#### Input rows
▶

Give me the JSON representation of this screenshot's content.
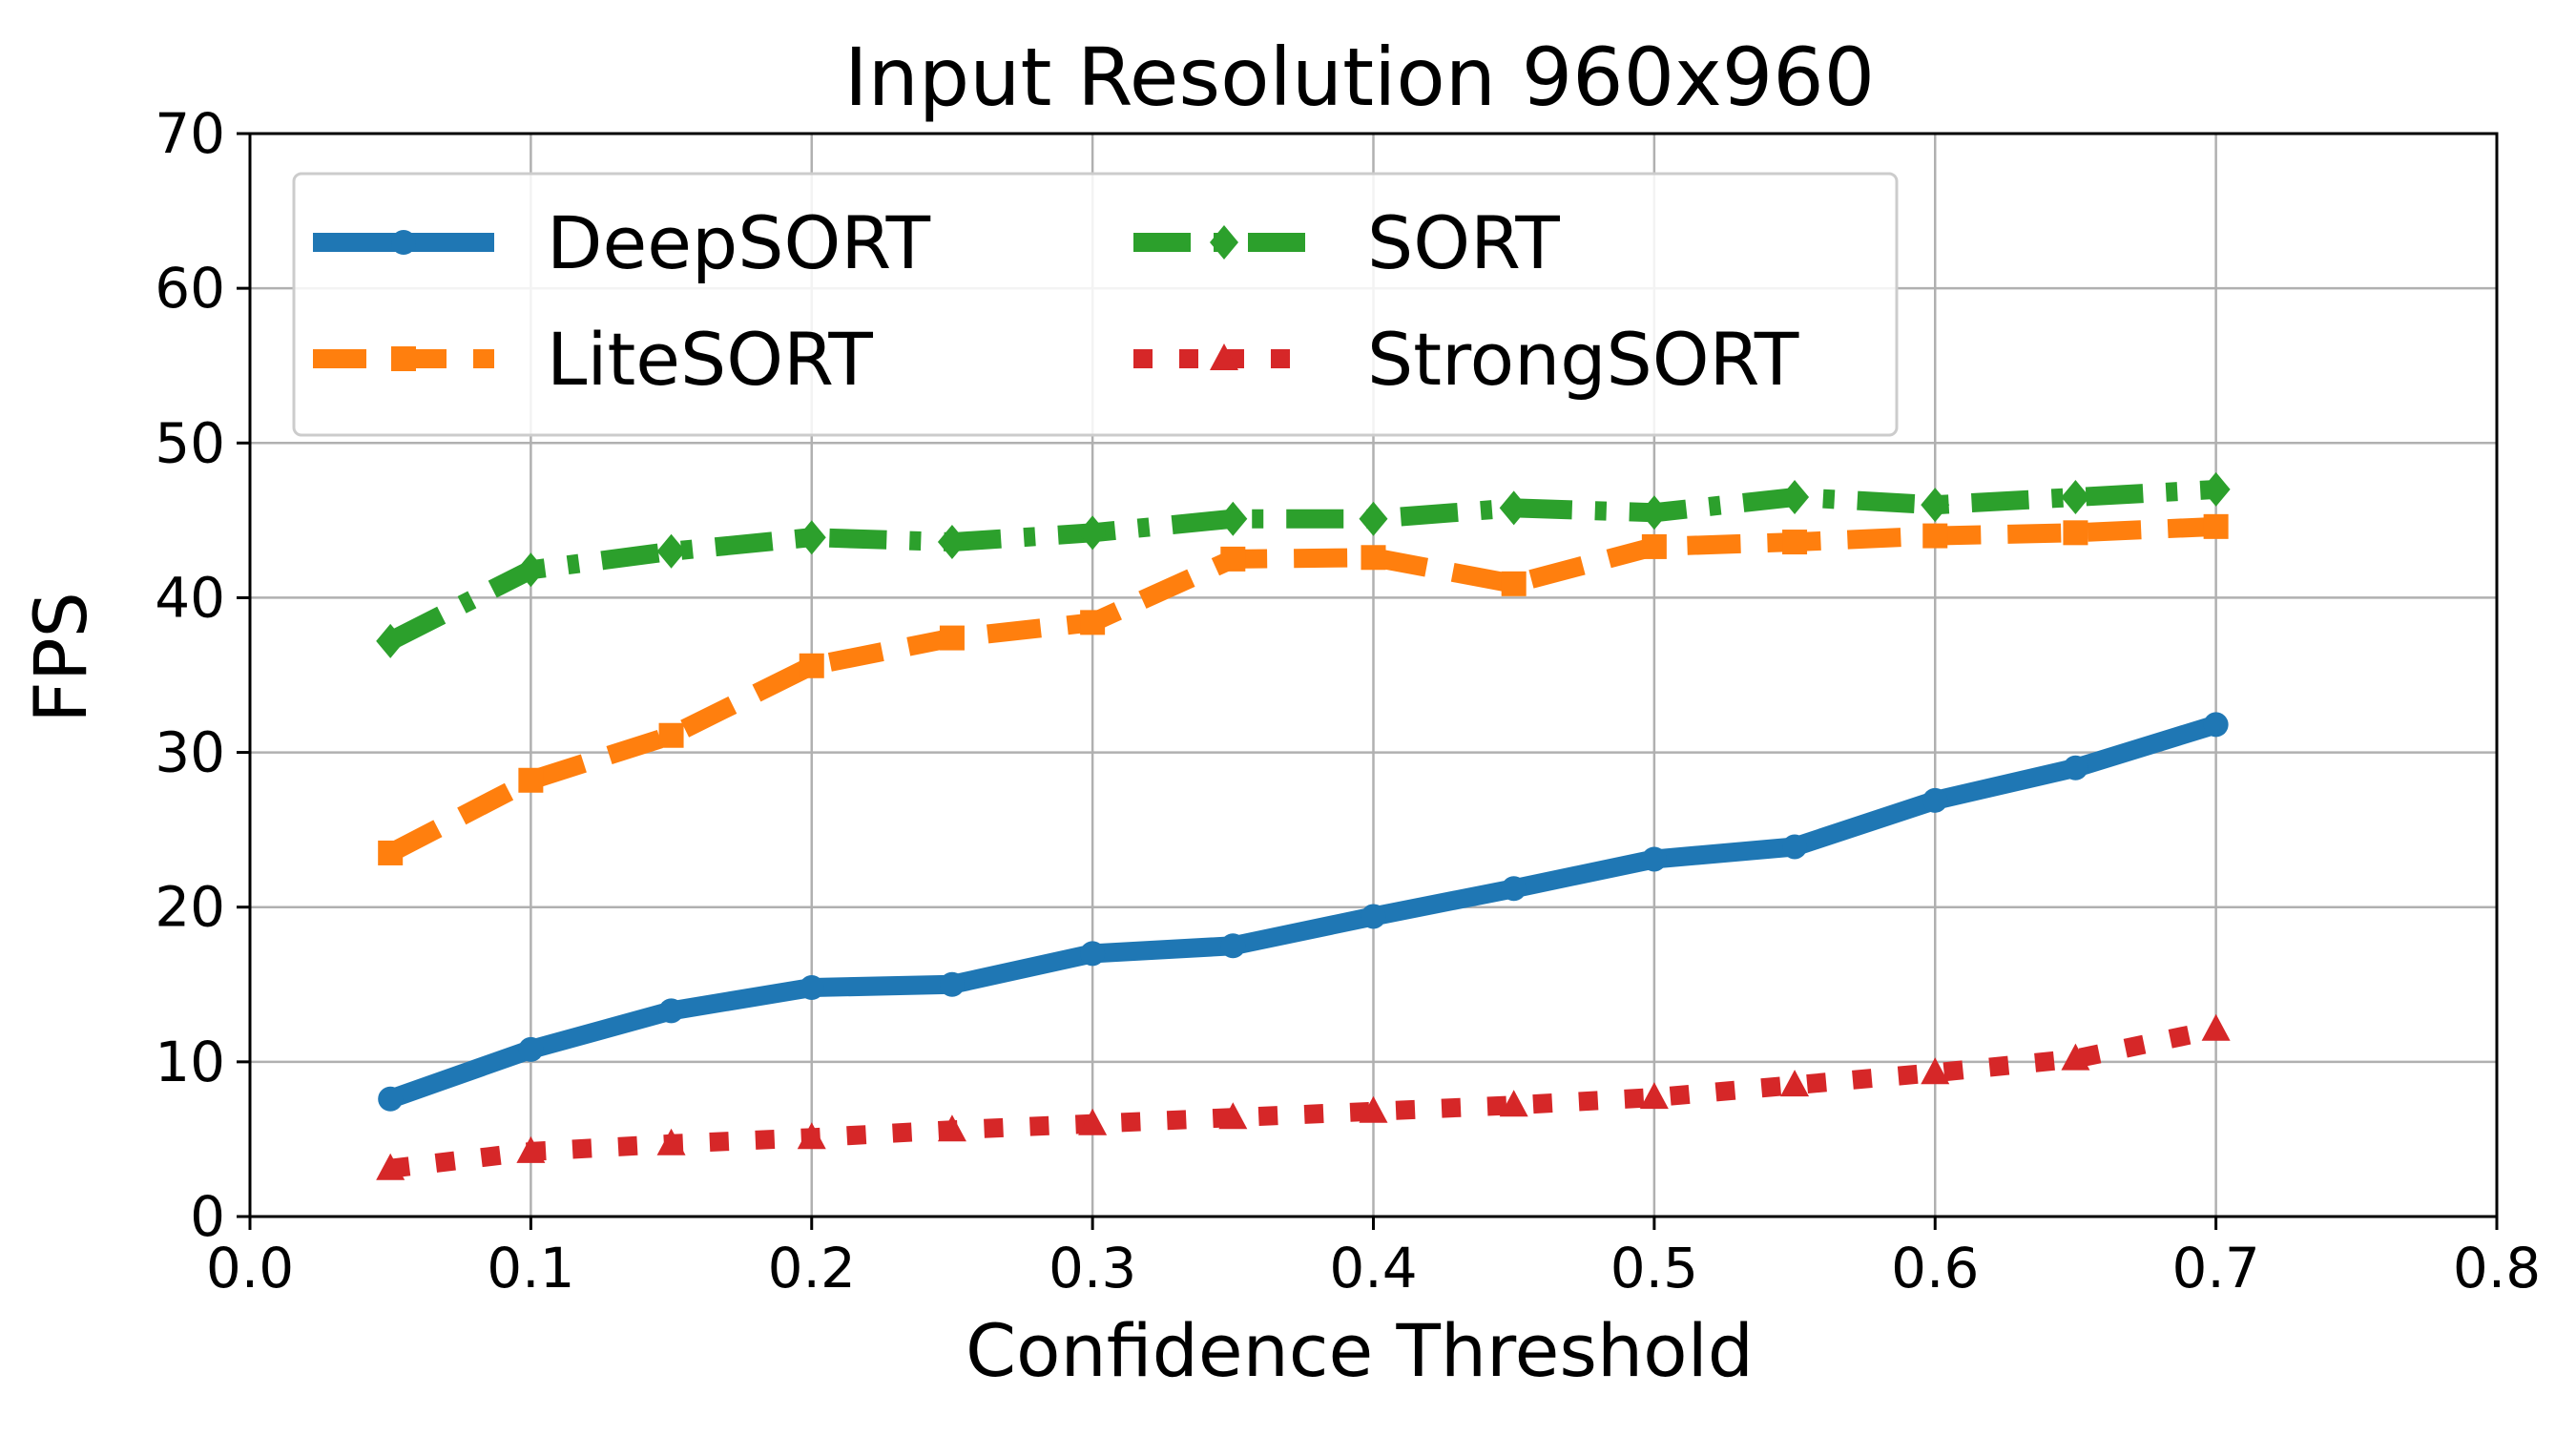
{
  "chart_data": {
    "type": "line",
    "title": "Input Resolution 960x960",
    "xlabel": "Confidence Threshold",
    "ylabel": "FPS",
    "xlim": [
      0.0,
      0.8
    ],
    "ylim": [
      0,
      70
    ],
    "xticks": [
      "0.0",
      "0.1",
      "0.2",
      "0.3",
      "0.4",
      "0.5",
      "0.6",
      "0.7",
      "0.8"
    ],
    "yticks": [
      "0",
      "10",
      "20",
      "30",
      "40",
      "50",
      "60",
      "70"
    ],
    "grid": true,
    "legend": {
      "placement": "top-left",
      "columns": 2
    },
    "x": [
      0.05,
      0.1,
      0.15,
      0.2,
      0.25,
      0.3,
      0.35,
      0.4,
      0.45,
      0.5,
      0.55,
      0.6,
      0.65,
      0.7
    ],
    "series": [
      {
        "name": "DeepSORT",
        "color": "#1f77b4",
        "line_style": "solid",
        "marker": "circle",
        "values": [
          7.6,
          10.8,
          13.3,
          14.8,
          15.0,
          17.0,
          17.5,
          19.4,
          21.2,
          23.1,
          23.9,
          26.9,
          29.0,
          31.8
        ]
      },
      {
        "name": "SORT",
        "color": "#2ca02c",
        "line_style": "dashdot",
        "marker": "diamond",
        "values": [
          37.2,
          41.8,
          43.0,
          43.9,
          43.6,
          44.2,
          45.1,
          45.1,
          45.8,
          45.5,
          46.5,
          46.0,
          46.5,
          47.0
        ]
      },
      {
        "name": "LiteSORT",
        "color": "#ff7f0e",
        "line_style": "dashed",
        "marker": "square",
        "values": [
          23.5,
          28.2,
          31.1,
          35.6,
          37.4,
          38.4,
          42.5,
          42.6,
          40.9,
          43.3,
          43.6,
          44.0,
          44.2,
          44.6
        ]
      },
      {
        "name": "StrongSORT",
        "color": "#d62728",
        "line_style": "dotted",
        "marker": "triangle",
        "values": [
          3.1,
          4.2,
          4.7,
          5.1,
          5.6,
          6.0,
          6.4,
          6.8,
          7.2,
          7.7,
          8.5,
          9.3,
          10.2,
          12.1
        ]
      }
    ]
  }
}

◀

#### What is being asked
How many lines in the data contain the string "name"? Respond with the number only.

#### Finished exercise
4